### What you have to do
Identify each line containing the word "Панель" and copy it.

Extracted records
------------------------------------------------

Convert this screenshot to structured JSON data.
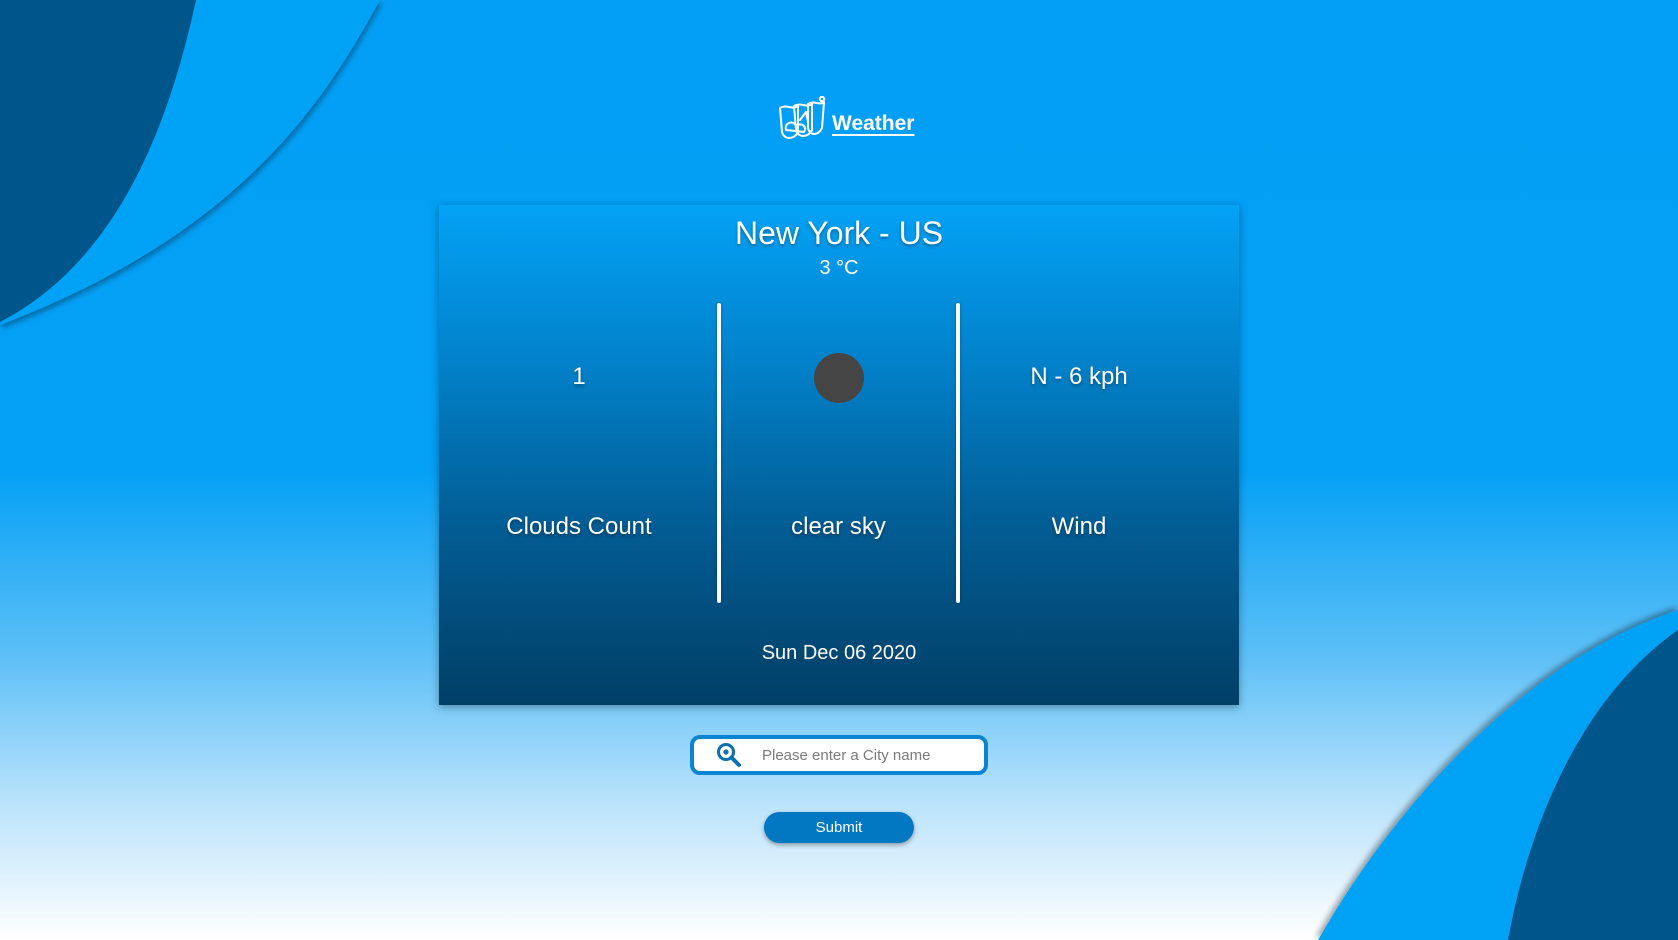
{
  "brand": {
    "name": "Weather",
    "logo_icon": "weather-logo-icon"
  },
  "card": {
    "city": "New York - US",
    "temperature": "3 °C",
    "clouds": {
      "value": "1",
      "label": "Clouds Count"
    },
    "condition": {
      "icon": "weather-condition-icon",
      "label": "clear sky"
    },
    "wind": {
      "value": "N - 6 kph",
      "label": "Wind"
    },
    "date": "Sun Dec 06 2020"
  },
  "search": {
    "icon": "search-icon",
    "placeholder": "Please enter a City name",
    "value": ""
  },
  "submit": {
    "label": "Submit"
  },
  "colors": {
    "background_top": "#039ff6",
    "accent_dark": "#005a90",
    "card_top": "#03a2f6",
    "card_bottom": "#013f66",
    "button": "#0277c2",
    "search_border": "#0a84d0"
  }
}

------------------------------------------------

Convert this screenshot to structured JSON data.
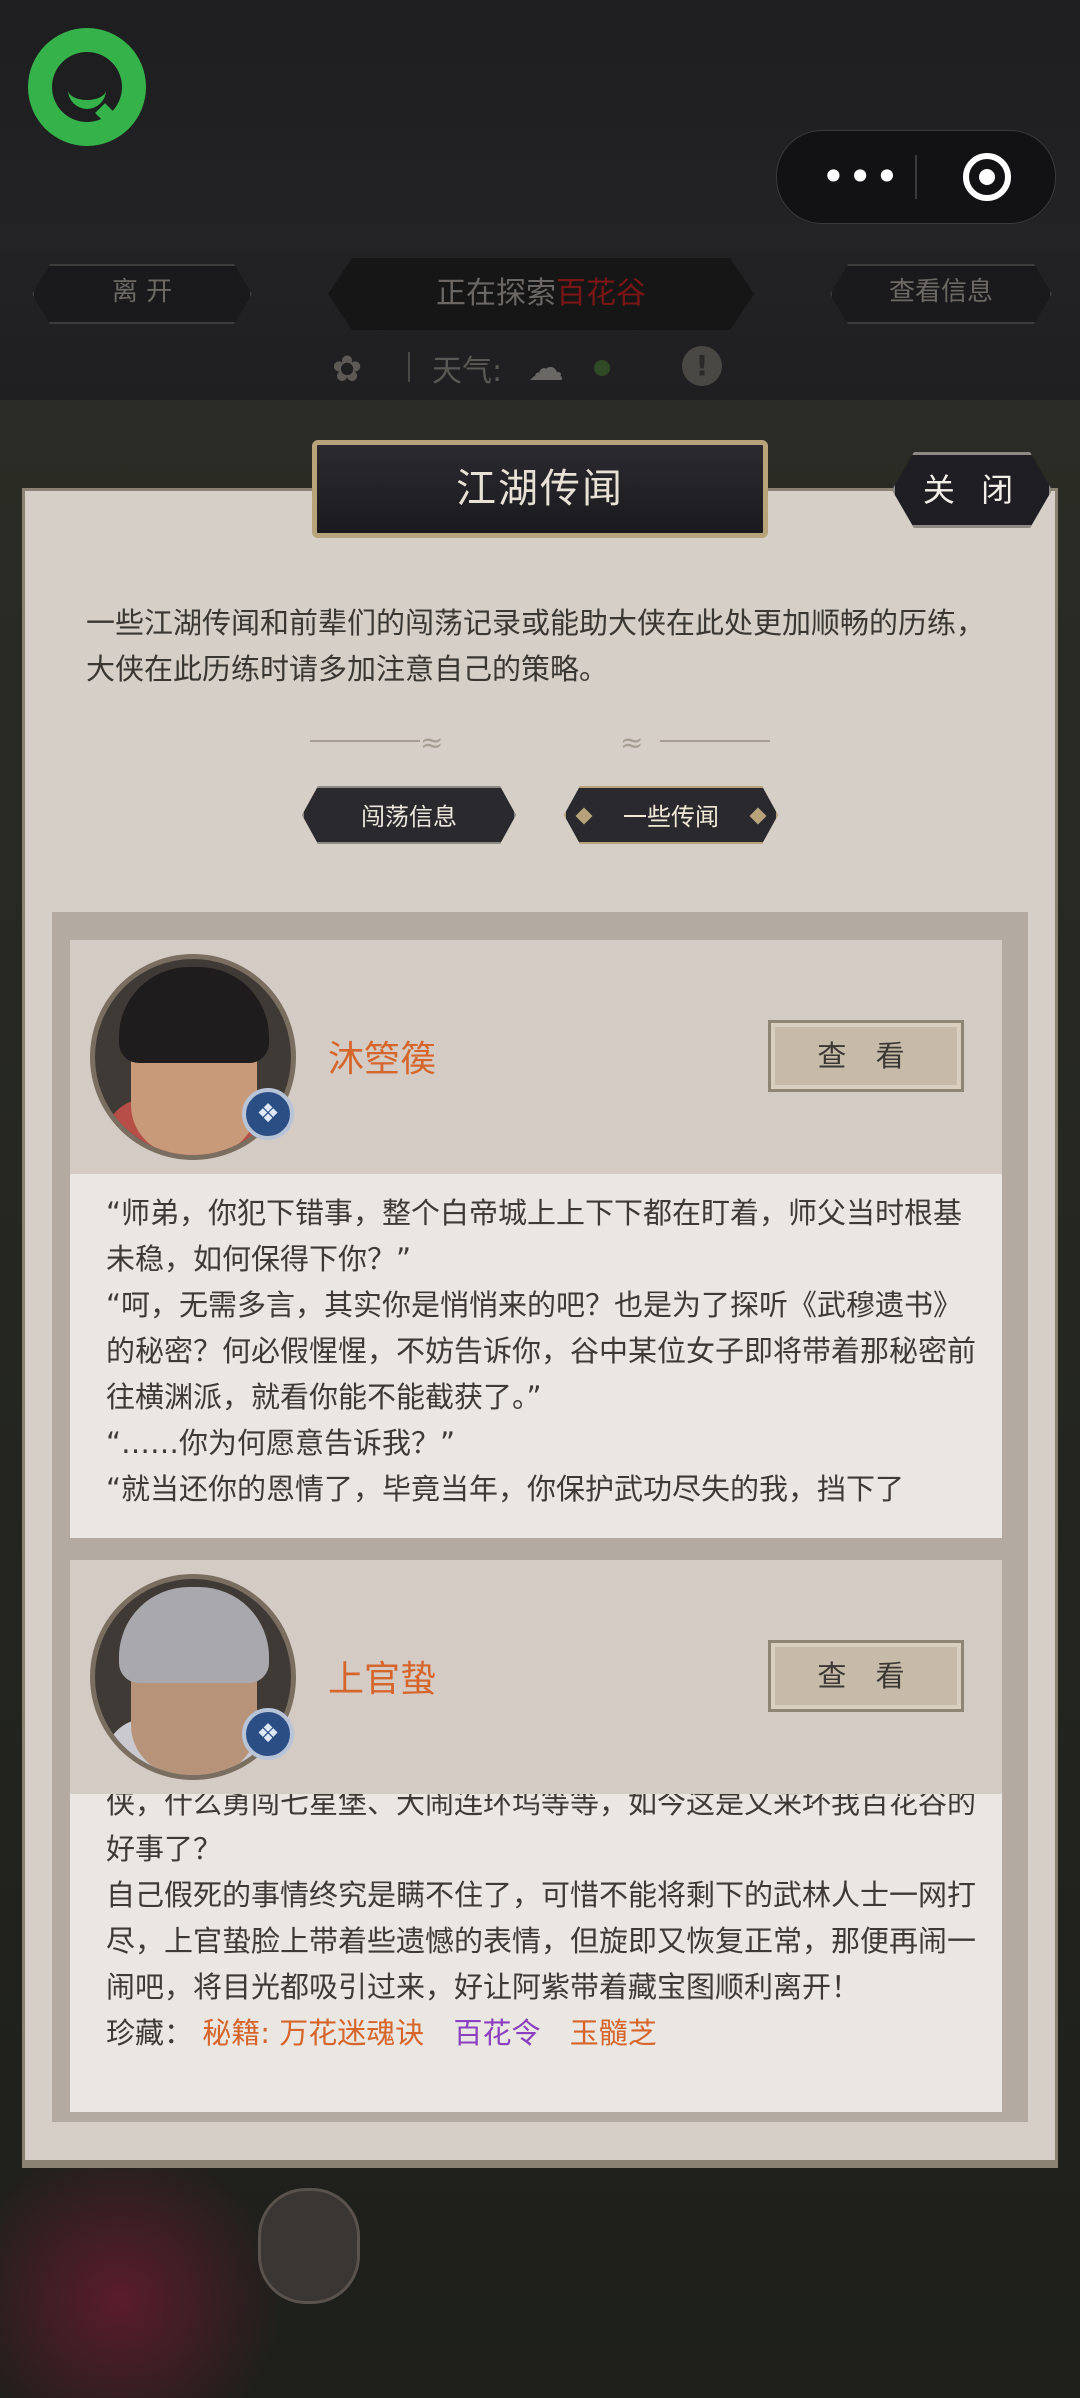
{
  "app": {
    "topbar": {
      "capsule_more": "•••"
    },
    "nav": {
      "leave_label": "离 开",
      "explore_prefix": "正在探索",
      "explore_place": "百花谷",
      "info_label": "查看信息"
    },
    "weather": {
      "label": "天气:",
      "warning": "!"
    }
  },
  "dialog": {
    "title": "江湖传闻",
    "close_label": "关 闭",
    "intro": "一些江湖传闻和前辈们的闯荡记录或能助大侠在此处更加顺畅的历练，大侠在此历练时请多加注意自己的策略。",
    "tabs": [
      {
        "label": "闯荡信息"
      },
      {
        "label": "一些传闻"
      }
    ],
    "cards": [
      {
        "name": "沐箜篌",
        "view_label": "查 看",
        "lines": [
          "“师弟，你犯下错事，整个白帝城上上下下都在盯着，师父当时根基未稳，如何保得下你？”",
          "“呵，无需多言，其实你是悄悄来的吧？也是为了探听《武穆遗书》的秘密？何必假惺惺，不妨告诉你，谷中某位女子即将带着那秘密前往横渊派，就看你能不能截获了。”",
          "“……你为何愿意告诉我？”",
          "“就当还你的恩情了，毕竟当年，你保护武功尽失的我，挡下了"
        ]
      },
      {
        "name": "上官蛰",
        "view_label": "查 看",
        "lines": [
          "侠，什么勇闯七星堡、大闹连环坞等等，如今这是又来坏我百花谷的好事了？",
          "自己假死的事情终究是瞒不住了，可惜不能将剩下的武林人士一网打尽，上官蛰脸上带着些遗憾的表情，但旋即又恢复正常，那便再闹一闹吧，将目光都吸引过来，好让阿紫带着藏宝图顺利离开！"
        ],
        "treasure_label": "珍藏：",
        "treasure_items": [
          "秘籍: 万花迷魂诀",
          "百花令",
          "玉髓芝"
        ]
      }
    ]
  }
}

------------------------------------------------

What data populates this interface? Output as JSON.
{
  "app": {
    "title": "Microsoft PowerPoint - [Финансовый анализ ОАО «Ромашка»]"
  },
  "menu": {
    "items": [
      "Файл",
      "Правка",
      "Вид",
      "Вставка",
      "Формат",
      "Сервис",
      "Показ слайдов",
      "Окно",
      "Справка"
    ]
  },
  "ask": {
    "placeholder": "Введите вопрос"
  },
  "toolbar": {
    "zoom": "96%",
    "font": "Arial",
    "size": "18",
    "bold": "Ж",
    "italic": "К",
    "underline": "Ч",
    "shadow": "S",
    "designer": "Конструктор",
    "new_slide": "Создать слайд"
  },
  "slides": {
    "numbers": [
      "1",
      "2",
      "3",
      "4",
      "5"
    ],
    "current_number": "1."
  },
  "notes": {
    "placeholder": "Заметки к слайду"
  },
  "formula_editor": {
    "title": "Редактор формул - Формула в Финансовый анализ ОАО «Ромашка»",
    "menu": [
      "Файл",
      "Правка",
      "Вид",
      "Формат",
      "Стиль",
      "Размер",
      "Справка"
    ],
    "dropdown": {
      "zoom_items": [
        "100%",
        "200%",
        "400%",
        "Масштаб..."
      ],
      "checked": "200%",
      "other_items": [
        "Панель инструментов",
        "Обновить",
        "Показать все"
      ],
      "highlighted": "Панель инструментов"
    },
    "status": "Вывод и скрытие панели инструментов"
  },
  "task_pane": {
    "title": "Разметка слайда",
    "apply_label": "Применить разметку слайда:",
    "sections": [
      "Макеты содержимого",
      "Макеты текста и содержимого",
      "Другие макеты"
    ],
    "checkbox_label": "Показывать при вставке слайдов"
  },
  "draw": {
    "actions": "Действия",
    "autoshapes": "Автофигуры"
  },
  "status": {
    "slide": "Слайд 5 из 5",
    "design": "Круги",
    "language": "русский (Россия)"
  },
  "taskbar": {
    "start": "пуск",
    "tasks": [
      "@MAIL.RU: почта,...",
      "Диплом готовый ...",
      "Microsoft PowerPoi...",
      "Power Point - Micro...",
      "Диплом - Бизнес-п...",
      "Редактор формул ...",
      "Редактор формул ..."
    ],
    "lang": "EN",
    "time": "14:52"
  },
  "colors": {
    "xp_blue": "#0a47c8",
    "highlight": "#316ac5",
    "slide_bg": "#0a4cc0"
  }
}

------------------------------------------------

### The response
        "Панель инструментов",
      "highlighted": "Панель инструментов"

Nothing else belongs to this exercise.